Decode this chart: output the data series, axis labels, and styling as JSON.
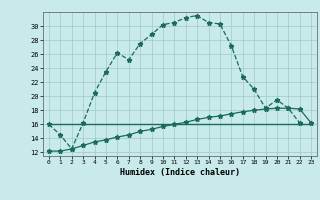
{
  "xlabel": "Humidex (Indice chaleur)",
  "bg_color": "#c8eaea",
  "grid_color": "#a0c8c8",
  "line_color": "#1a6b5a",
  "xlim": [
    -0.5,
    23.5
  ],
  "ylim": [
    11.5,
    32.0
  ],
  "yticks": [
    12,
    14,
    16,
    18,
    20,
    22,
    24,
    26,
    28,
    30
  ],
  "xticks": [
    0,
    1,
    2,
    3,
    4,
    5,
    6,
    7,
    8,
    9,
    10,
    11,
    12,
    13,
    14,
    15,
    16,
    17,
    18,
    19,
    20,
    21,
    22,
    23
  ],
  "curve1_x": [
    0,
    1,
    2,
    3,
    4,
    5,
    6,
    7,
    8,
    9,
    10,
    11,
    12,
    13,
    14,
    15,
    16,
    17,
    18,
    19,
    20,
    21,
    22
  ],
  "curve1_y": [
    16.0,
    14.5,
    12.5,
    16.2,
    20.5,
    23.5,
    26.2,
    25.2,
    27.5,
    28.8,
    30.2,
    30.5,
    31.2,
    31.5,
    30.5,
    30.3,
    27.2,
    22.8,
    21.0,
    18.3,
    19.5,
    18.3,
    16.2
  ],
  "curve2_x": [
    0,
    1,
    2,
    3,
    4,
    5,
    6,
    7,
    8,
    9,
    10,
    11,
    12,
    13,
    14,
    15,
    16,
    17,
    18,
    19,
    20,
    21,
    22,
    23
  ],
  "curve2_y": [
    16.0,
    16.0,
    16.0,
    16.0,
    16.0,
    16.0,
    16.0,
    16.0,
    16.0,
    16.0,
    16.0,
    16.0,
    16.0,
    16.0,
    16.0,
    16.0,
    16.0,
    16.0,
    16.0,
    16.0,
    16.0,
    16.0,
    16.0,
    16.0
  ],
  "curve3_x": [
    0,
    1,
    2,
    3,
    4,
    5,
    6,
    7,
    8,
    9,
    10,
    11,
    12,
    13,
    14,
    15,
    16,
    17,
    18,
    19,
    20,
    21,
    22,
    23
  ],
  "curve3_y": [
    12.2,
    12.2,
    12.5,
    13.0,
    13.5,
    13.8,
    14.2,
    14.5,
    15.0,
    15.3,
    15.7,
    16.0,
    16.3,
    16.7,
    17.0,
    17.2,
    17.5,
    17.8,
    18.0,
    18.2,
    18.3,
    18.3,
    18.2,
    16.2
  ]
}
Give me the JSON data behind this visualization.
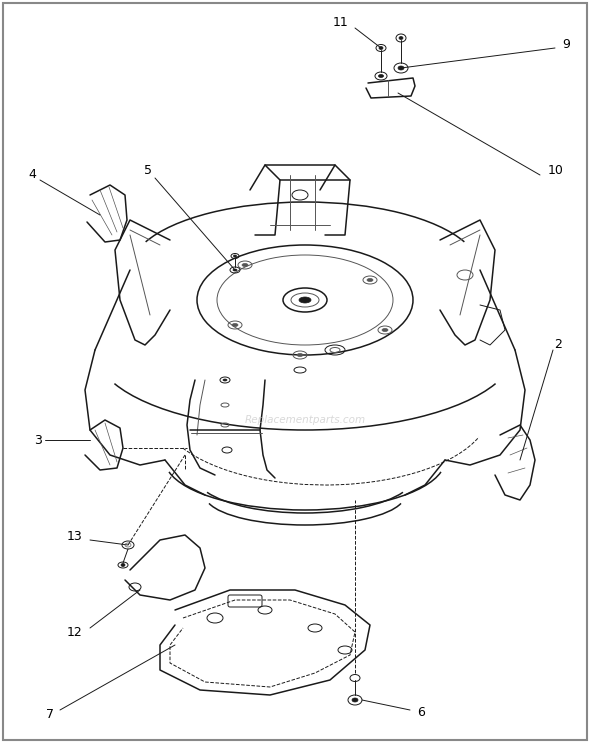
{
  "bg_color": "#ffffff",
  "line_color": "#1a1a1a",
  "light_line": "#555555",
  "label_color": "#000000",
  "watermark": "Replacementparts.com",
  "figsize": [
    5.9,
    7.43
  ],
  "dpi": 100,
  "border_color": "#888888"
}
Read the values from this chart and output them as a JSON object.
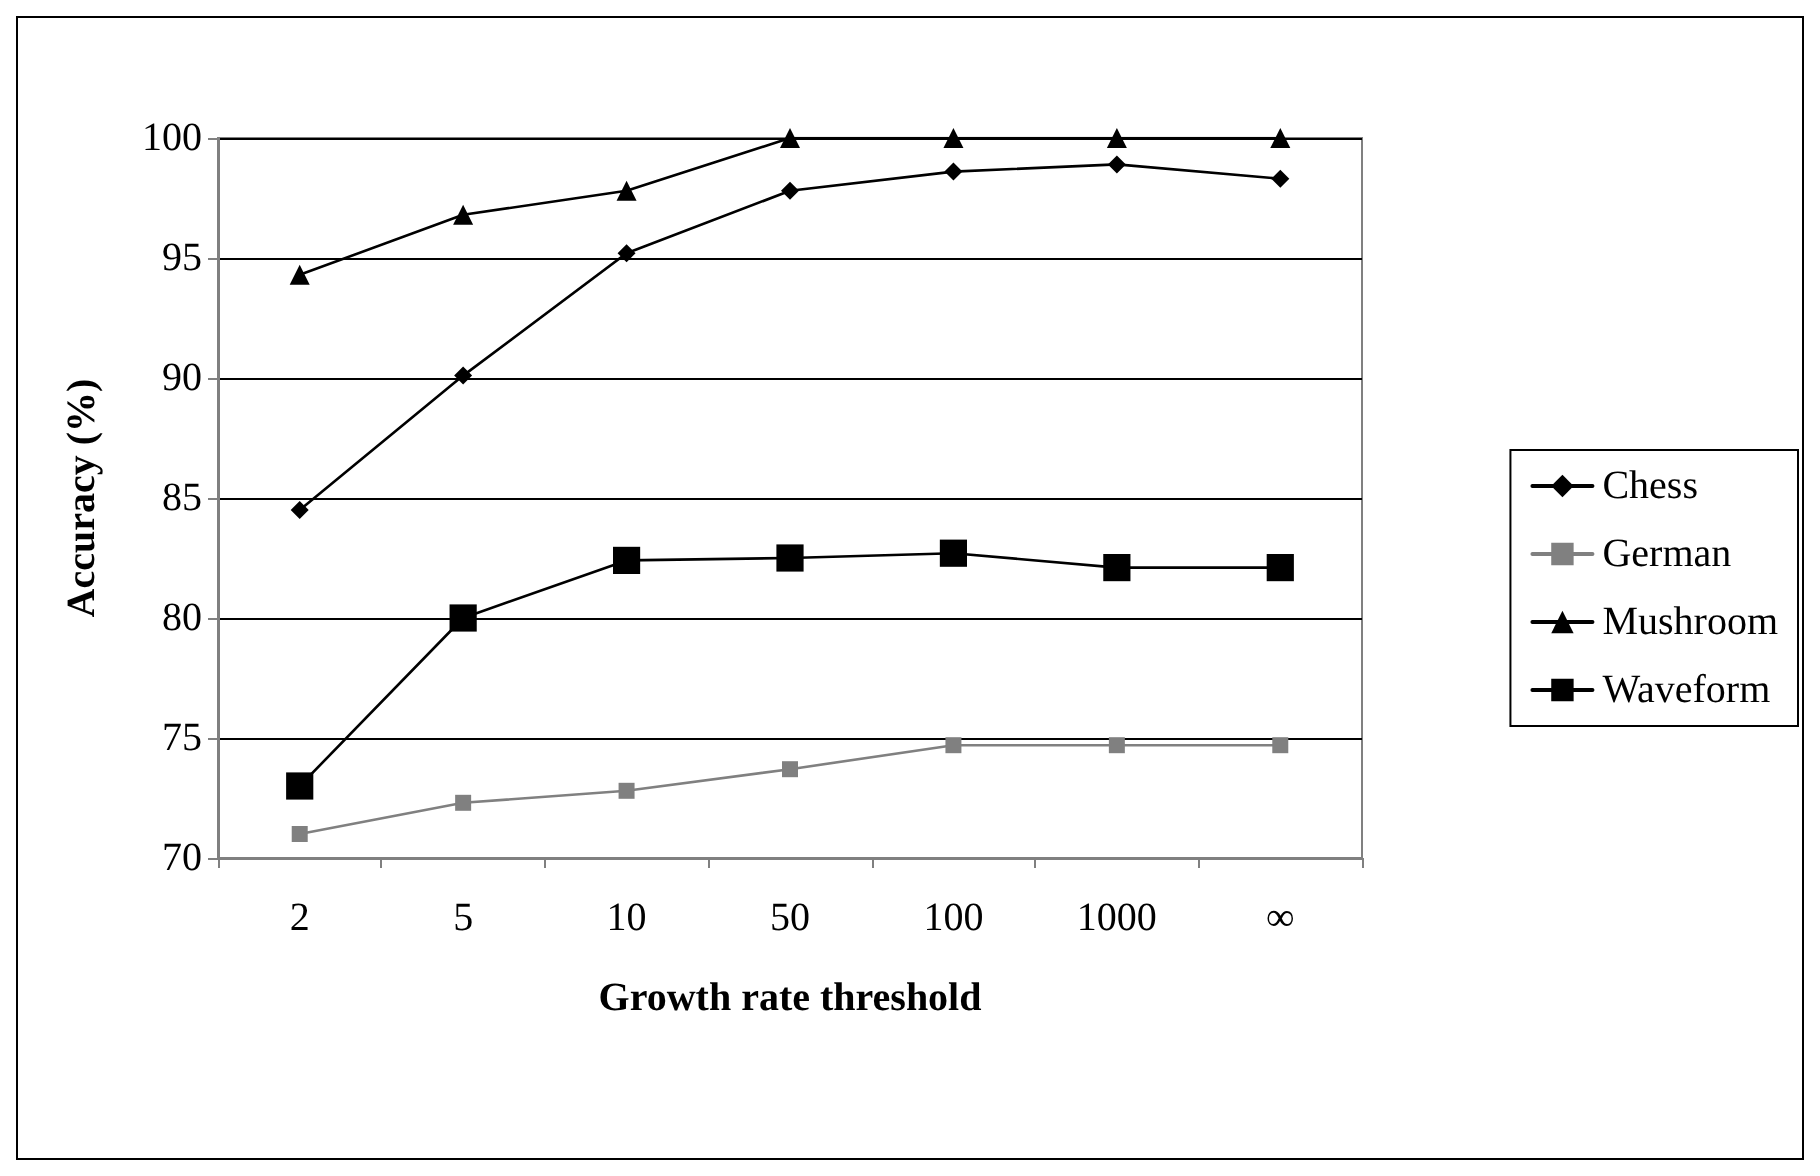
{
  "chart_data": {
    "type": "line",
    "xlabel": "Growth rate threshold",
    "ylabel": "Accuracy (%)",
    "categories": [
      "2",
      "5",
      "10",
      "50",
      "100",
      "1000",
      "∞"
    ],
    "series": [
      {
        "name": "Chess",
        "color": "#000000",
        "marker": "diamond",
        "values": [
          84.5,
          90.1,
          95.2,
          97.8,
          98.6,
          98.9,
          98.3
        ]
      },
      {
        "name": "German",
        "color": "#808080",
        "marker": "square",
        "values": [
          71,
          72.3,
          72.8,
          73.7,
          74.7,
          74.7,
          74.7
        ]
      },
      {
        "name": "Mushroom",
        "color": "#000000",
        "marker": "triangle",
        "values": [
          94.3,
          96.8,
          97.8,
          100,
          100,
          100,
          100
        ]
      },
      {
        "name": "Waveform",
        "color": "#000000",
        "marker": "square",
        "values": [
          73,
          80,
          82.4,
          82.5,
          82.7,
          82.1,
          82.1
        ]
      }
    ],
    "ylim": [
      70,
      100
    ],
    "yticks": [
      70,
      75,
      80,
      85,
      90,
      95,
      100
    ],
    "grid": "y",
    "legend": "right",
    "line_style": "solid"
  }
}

### EXERCISE DESCRIPTION
Omit the pictures and reproduce the listing exactly.

### EXERCISE RESULT
Decode this chart: output the data series, axis labels, and styling as JSON.
{
  "xlabel": "Humidex (Indice chaleur)",
  "bg_color": "#c8eaea",
  "grid_color": "#a0c8c8",
  "line_color": "#1a6b5a",
  "xlim": [
    -0.5,
    23.5
  ],
  "ylim": [
    11.5,
    32.0
  ],
  "yticks": [
    12,
    14,
    16,
    18,
    20,
    22,
    24,
    26,
    28,
    30
  ],
  "xticks": [
    0,
    1,
    2,
    3,
    4,
    5,
    6,
    7,
    8,
    9,
    10,
    11,
    12,
    13,
    14,
    15,
    16,
    17,
    18,
    19,
    20,
    21,
    22,
    23
  ],
  "curve1_x": [
    0,
    1,
    2,
    3,
    4,
    5,
    6,
    7,
    8,
    9,
    10,
    11,
    12,
    13,
    14,
    15,
    16,
    17,
    18,
    19,
    20,
    21,
    22
  ],
  "curve1_y": [
    16.0,
    14.5,
    12.5,
    16.2,
    20.5,
    23.5,
    26.2,
    25.2,
    27.5,
    28.8,
    30.2,
    30.5,
    31.2,
    31.5,
    30.5,
    30.3,
    27.2,
    22.8,
    21.0,
    18.3,
    19.5,
    18.3,
    16.2
  ],
  "curve2_x": [
    0,
    1,
    2,
    3,
    4,
    5,
    6,
    7,
    8,
    9,
    10,
    11,
    12,
    13,
    14,
    15,
    16,
    17,
    18,
    19,
    20,
    21,
    22,
    23
  ],
  "curve2_y": [
    16.0,
    16.0,
    16.0,
    16.0,
    16.0,
    16.0,
    16.0,
    16.0,
    16.0,
    16.0,
    16.0,
    16.0,
    16.0,
    16.0,
    16.0,
    16.0,
    16.0,
    16.0,
    16.0,
    16.0,
    16.0,
    16.0,
    16.0,
    16.0
  ],
  "curve3_x": [
    0,
    1,
    2,
    3,
    4,
    5,
    6,
    7,
    8,
    9,
    10,
    11,
    12,
    13,
    14,
    15,
    16,
    17,
    18,
    19,
    20,
    21,
    22,
    23
  ],
  "curve3_y": [
    12.2,
    12.2,
    12.5,
    13.0,
    13.5,
    13.8,
    14.2,
    14.5,
    15.0,
    15.3,
    15.7,
    16.0,
    16.3,
    16.7,
    17.0,
    17.2,
    17.5,
    17.8,
    18.0,
    18.2,
    18.3,
    18.3,
    18.2,
    16.2
  ]
}
Give me the JSON data behind this visualization.
{
  "bg_color": "#ffffff",
  "line_color": "#1a1a1a",
  "light_line": "#555555",
  "label_color": "#000000",
  "watermark": "Replacementparts.com",
  "figsize": [
    5.9,
    7.43
  ],
  "dpi": 100,
  "border_color": "#888888"
}
Read the values from this chart and output them as a JSON object.
{
  "chart_data": {
    "type": "line",
    "xlabel": "Growth rate threshold",
    "ylabel": "Accuracy (%)",
    "categories": [
      "2",
      "5",
      "10",
      "50",
      "100",
      "1000",
      "∞"
    ],
    "series": [
      {
        "name": "Chess",
        "color": "#000000",
        "marker": "diamond",
        "values": [
          84.5,
          90.1,
          95.2,
          97.8,
          98.6,
          98.9,
          98.3
        ]
      },
      {
        "name": "German",
        "color": "#808080",
        "marker": "square",
        "values": [
          71,
          72.3,
          72.8,
          73.7,
          74.7,
          74.7,
          74.7
        ]
      },
      {
        "name": "Mushroom",
        "color": "#000000",
        "marker": "triangle",
        "values": [
          94.3,
          96.8,
          97.8,
          100,
          100,
          100,
          100
        ]
      },
      {
        "name": "Waveform",
        "color": "#000000",
        "marker": "square",
        "values": [
          73,
          80,
          82.4,
          82.5,
          82.7,
          82.1,
          82.1
        ]
      }
    ],
    "ylim": [
      70,
      100
    ],
    "yticks": [
      70,
      75,
      80,
      85,
      90,
      95,
      100
    ],
    "grid": "y",
    "legend": "right",
    "line_style": "solid"
  }
}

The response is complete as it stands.